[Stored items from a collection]
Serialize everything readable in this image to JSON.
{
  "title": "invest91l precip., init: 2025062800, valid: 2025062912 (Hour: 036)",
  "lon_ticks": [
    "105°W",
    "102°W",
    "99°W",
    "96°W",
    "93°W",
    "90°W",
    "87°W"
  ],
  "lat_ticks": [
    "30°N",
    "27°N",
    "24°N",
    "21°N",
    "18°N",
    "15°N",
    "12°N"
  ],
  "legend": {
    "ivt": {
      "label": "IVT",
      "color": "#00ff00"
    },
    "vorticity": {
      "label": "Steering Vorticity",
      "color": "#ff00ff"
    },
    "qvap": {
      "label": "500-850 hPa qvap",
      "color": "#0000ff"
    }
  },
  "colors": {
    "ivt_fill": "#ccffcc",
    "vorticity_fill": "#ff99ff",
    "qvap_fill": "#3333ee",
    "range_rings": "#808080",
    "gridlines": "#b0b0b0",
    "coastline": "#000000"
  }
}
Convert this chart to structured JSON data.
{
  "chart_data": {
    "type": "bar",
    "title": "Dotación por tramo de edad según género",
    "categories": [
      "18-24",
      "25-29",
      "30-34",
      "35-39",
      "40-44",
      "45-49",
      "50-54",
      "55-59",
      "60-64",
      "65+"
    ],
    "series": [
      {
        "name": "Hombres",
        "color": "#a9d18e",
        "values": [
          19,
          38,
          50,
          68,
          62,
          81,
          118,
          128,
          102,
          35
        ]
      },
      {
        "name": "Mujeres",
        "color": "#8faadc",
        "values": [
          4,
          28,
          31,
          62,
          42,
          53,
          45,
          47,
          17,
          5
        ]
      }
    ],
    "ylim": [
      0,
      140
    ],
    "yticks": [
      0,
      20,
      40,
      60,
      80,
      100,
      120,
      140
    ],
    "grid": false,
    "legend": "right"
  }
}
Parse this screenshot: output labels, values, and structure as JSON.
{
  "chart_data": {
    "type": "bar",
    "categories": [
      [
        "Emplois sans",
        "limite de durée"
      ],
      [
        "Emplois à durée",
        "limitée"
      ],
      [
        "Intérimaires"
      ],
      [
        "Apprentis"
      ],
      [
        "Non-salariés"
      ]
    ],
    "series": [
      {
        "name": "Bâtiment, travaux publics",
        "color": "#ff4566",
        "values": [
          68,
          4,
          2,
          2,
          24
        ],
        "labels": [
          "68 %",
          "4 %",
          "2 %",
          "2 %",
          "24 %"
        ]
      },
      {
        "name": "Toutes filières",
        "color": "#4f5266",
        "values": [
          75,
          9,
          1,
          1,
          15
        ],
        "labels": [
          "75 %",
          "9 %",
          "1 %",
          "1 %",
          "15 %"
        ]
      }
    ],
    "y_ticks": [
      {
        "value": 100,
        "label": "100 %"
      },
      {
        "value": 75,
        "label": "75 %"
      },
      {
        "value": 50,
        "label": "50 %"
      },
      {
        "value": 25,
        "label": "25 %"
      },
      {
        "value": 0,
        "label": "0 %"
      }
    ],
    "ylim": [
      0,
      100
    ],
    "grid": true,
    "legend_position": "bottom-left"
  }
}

YOUR OBJECTIVE: Extract the full set of entries word for word.

ANSWER FOR THIS EXERCISE:
Serialize everything readable in this image to JSON.
{
  "title": "invest91l precip., init: 2025062800, valid: 2025062912 (Hour: 036)",
  "lon_ticks": [
    "105°W",
    "102°W",
    "99°W",
    "96°W",
    "93°W",
    "90°W",
    "87°W"
  ],
  "lat_ticks": [
    "30°N",
    "27°N",
    "24°N",
    "21°N",
    "18°N",
    "15°N",
    "12°N"
  ],
  "legend": {
    "ivt": {
      "label": "IVT",
      "color": "#00ff00"
    },
    "vorticity": {
      "label": "Steering Vorticity",
      "color": "#ff00ff"
    },
    "qvap": {
      "label": "500-850 hPa qvap",
      "color": "#0000ff"
    }
  },
  "colors": {
    "ivt_fill": "#ccffcc",
    "vorticity_fill": "#ff99ff",
    "qvap_fill": "#3333ee",
    "range_rings": "#808080",
    "gridlines": "#b0b0b0",
    "coastline": "#000000"
  }
}
Convert this chart to structured JSON data.
{
  "chart_data": {
    "type": "bar",
    "title": "Dotación por tramo de edad según género",
    "categories": [
      "18-24",
      "25-29",
      "30-34",
      "35-39",
      "40-44",
      "45-49",
      "50-54",
      "55-59",
      "60-64",
      "65+"
    ],
    "series": [
      {
        "name": "Hombres",
        "color": "#a9d18e",
        "values": [
          19,
          38,
          50,
          68,
          62,
          81,
          118,
          128,
          102,
          35
        ]
      },
      {
        "name": "Mujeres",
        "color": "#8faadc",
        "values": [
          4,
          28,
          31,
          62,
          42,
          53,
          45,
          47,
          17,
          5
        ]
      }
    ],
    "ylim": [
      0,
      140
    ],
    "yticks": [
      0,
      20,
      40,
      60,
      80,
      100,
      120,
      140
    ],
    "grid": false,
    "legend": "right"
  }
}
Parse this screenshot: output labels, values, and structure as JSON.
{
  "chart_data": {
    "type": "bar",
    "categories": [
      [
        "Emplois sans",
        "limite de durée"
      ],
      [
        "Emplois à durée",
        "limitée"
      ],
      [
        "Intérimaires"
      ],
      [
        "Apprentis"
      ],
      [
        "Non-salariés"
      ]
    ],
    "series": [
      {
        "name": "Bâtiment, travaux publics",
        "color": "#ff4566",
        "values": [
          68,
          4,
          2,
          2,
          24
        ],
        "labels": [
          "68 %",
          "4 %",
          "2 %",
          "2 %",
          "24 %"
        ]
      },
      {
        "name": "Toutes filières",
        "color": "#4f5266",
        "values": [
          75,
          9,
          1,
          1,
          15
        ],
        "labels": [
          "75 %",
          "9 %",
          "1 %",
          "1 %",
          "15 %"
        ]
      }
    ],
    "y_ticks": [
      {
        "value": 100,
        "label": "100 %"
      },
      {
        "value": 75,
        "label": "75 %"
      },
      {
        "value": 50,
        "label": "50 %"
      },
      {
        "value": 25,
        "label": "25 %"
      },
      {
        "value": 0,
        "label": "0 %"
      }
    ],
    "ylim": [
      0,
      100
    ],
    "grid": true,
    "legend_position": "bottom-left"
  }
}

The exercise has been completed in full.